__Exercise__: In the listing below, locate the lines bearing the word "text". Copy every one of them.

__Listed records__:
========================================================================
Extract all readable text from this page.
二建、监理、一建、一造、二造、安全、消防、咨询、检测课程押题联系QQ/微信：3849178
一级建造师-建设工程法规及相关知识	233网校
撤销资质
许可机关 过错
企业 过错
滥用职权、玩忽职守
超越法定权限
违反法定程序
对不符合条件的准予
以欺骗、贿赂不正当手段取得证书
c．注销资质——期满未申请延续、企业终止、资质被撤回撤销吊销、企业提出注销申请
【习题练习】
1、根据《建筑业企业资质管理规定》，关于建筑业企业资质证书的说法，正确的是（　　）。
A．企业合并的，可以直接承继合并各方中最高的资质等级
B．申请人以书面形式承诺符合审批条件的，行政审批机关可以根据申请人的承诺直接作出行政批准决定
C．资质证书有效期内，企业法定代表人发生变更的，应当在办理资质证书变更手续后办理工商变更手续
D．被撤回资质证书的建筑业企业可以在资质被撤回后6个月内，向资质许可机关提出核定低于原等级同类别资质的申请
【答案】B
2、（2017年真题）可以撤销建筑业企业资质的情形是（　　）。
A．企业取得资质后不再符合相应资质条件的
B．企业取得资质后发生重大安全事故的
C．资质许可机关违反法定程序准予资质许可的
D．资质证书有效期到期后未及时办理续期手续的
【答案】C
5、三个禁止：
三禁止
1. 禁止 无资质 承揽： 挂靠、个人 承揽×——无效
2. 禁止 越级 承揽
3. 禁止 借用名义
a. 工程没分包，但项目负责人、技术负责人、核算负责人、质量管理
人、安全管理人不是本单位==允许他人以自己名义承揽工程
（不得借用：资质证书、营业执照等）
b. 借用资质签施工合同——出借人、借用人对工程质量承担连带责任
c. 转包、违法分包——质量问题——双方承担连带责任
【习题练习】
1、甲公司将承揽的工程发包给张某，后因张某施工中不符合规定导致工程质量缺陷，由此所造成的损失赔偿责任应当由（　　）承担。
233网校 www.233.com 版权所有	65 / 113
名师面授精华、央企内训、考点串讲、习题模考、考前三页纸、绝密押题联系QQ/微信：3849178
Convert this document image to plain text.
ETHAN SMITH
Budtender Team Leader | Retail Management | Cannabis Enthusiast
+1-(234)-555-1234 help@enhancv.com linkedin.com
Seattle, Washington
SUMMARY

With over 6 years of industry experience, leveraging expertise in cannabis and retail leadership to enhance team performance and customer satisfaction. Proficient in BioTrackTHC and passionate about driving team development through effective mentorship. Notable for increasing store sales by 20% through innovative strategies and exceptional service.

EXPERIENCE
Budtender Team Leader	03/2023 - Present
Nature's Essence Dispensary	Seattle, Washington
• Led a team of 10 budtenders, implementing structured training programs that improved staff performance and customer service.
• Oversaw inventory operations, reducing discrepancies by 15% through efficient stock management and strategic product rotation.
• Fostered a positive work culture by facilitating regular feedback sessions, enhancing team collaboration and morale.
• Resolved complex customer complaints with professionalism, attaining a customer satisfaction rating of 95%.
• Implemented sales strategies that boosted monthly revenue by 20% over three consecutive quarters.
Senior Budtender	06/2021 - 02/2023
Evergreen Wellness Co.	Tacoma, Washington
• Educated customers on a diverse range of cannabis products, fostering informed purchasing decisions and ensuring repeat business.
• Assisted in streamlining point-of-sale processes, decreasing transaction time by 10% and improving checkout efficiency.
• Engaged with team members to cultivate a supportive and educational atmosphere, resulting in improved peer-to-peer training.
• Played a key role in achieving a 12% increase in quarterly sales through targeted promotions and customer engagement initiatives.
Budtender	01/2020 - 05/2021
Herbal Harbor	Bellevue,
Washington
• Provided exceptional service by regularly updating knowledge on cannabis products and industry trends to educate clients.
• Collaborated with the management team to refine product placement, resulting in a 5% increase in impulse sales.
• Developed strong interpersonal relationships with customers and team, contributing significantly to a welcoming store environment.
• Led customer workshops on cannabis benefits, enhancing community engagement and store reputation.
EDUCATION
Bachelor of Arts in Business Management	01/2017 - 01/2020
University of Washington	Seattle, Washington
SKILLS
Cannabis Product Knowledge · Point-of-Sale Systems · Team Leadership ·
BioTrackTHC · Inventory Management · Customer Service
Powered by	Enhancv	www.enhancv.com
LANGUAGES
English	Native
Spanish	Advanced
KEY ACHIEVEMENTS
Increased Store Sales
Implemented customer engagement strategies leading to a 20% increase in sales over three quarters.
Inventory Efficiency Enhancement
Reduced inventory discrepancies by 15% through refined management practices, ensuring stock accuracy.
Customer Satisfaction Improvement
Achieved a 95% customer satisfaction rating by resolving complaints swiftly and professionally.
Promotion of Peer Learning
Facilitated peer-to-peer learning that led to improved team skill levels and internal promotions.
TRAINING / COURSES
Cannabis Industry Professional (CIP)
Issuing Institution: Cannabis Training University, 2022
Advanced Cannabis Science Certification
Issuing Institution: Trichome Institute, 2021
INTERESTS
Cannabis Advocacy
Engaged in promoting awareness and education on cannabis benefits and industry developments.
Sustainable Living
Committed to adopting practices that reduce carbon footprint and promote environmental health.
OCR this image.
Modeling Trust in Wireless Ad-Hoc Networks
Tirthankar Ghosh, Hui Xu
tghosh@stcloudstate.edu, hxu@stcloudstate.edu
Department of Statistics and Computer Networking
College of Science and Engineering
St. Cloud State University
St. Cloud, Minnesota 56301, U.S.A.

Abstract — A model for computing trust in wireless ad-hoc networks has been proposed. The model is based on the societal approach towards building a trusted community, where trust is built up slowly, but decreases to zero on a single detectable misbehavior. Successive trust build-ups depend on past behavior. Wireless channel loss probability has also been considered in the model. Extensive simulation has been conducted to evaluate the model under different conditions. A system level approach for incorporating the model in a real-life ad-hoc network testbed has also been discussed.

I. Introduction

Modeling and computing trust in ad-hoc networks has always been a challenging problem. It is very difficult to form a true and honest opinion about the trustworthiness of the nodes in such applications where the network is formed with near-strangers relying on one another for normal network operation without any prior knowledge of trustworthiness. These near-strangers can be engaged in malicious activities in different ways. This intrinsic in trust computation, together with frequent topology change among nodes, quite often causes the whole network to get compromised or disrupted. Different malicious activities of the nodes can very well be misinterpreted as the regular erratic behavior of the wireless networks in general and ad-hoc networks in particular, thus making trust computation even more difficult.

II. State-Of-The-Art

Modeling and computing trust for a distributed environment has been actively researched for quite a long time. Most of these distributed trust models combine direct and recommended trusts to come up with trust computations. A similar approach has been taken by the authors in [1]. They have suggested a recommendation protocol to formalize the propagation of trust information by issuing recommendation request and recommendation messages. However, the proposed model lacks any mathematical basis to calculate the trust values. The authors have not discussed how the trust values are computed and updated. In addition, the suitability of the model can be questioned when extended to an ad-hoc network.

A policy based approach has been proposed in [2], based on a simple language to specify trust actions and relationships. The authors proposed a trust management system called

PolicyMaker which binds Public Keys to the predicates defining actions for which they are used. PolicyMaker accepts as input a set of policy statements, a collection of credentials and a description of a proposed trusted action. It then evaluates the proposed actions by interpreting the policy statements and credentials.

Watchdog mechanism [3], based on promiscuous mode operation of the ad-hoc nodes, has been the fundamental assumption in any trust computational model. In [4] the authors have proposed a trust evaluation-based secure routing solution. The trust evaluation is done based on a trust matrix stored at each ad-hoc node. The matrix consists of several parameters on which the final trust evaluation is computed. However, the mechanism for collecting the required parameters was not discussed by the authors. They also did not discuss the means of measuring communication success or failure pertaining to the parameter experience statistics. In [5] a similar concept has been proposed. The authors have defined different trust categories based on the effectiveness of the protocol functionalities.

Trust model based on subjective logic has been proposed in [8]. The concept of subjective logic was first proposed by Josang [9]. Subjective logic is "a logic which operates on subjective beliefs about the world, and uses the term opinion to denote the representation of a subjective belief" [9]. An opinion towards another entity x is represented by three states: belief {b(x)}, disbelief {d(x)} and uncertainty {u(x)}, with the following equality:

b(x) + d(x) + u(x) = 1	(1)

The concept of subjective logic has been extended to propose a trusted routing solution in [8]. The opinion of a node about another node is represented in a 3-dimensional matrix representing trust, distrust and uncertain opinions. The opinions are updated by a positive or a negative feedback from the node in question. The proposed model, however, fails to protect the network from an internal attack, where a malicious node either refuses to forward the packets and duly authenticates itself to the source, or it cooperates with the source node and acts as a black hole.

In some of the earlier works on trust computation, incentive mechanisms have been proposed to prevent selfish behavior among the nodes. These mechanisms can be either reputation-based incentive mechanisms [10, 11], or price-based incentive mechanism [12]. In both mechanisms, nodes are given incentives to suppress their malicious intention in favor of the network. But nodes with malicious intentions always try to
========================================================================
__Exercise solution__:
Extract all readable text from this page.
Convert this document image to plain text.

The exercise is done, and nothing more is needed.